→ **Work to be completed**
Please give the listing again in its entirety, exactly as written.

→ **Available records**

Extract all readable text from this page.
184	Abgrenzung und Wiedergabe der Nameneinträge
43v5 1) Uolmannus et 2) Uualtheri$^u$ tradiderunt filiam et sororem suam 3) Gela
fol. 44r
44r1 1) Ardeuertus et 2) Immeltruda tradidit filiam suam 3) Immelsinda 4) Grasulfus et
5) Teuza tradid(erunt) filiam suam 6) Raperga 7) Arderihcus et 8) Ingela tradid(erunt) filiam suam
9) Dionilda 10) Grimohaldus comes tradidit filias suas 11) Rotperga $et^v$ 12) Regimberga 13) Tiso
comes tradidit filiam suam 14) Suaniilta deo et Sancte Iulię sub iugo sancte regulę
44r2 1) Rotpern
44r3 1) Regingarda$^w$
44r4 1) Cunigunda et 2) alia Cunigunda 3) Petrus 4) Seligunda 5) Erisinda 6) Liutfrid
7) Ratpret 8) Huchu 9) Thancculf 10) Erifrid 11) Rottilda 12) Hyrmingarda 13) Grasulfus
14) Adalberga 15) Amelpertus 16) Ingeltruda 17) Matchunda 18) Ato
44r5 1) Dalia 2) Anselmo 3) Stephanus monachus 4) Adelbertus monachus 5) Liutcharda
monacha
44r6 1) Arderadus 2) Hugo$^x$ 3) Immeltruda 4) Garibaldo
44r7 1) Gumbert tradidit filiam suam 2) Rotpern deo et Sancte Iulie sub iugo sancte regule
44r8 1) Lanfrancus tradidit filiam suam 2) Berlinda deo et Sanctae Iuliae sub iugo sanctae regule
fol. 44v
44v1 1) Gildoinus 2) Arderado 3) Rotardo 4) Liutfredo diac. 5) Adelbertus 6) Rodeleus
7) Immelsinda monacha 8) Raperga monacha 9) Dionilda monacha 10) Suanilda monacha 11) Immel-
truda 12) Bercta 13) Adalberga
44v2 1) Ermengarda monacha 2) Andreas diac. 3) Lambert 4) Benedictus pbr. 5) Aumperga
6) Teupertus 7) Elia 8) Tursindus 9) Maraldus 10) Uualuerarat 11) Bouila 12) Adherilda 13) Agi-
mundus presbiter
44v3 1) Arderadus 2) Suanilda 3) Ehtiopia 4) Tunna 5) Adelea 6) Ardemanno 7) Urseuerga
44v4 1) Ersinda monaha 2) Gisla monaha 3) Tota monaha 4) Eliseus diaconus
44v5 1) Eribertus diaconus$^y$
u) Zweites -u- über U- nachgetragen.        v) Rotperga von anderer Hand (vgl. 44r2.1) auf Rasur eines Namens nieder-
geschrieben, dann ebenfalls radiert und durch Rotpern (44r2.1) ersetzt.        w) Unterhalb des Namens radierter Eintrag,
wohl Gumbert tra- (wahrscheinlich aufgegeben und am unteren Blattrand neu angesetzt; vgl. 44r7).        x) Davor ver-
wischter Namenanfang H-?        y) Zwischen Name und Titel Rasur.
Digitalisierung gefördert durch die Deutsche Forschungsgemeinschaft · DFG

→ **Solution for this task**
Extract all readable text from this page.
184	Abgrenzung und Wiedergabe der Nameneinträge
43v5 1) Uolmannus et 2) Uualtheri$^u$ tradiderunt filiam et sororem suam 3) Gela
fol. 44r
44r1 1) Ardeuertus et 2) Immeltruda tradidit filiam suam 3) Immelsinda 4) Grasulfus et
5) Teuza tradid(erunt) filiam suam 6) Raperga 7) Arderihcus et 8) Ingela tradid(erunt) filiam suam
9) Dionilda 10) Grimohaldus comes tradidit filias suas 11) Rotperga $et^v$ 12) Regimberga 13) Tiso
comes tradidit filiam suam 14) Suaniilta deo et Sancte Iulię sub iugo sancte regulę
44r2 1) Rotpern
44r3 1) Regingarda$^w$
44r4 1) Cunigunda et 2) alia Cunigunda 3) Petrus 4) Seligunda 5) Erisinda 6) Liutfrid
7) Ratpret 8) Huchu 9) Thancculf 10) Erifrid 11) Rottilda 12) Hyrmingarda 13) Grasulfus
14) Adalberga 15) Amelpertus 16) Ingeltruda 17) Matchunda 18) Ato
44r5 1) Dalia 2) Anselmo 3) Stephanus monachus 4) Adelbertus monachus 5) Liutcharda
monacha
44r6 1) Arderadus 2) Hugo$^x$ 3) Immeltruda 4) Garibaldo
44r7 1) Gumbert tradidit filiam suam 2) Rotpern deo et Sancte Iulie sub iugo sancte regule
44r8 1) Lanfrancus tradidit filiam suam 2) Berlinda deo et Sanctae Iuliae sub iugo sanctae regule
fol. 44v
44v1 1) Gildoinus 2) Arderado 3) Rotardo 4) Liutfredo diac. 5) Adelbertus 6) Rodeleus
7) Immelsinda monacha 8) Raperga monacha 9) Dionilda monacha 10) Suanilda monacha 11) Immel-
truda 12) Bercta 13) Adalberga
44v2 1) Ermengarda monacha 2) Andreas diac. 3) Lambert 4) Benedictus pbr. 5) Aumperga
6) Teupertus 7) Elia 8) Tursindus 9) Maraldus 10) Uualuerarat 11) Bouila 12) Adherilda 13) Agi-
mundus presbiter
44v3 1) Arderadus 2) Suanilda 3) Ehtiopia 4) Tunna 5) Adelea 6) Ardemanno 7) Urseuerga
44v4 1) Ersinda monaha 2) Gisla monaha 3) Tota monaha 4) Eliseus diaconus
44v5 1) Eribertus diaconus$^y$
u) Zweites -u- über U- nachgetragen.        v) Rotperga von anderer Hand (vgl. 44r2.1) auf Rasur eines Namens nieder-
geschrieben, dann ebenfalls radiert und durch Rotpern (44r2.1) ersetzt.        w) Unterhalb des Namens radierter Eintrag,
wohl Gumbert tra- (wahrscheinlich aufgegeben und am unteren Blattrand neu angesetzt; vgl. 44r7).        x) Davor ver-
wischter Namenanfang H-?        y) Zwischen Name und Titel Rasur.
Digitalisierung gefördert durch die Deutsche Forschungsgemeinschaft · DFG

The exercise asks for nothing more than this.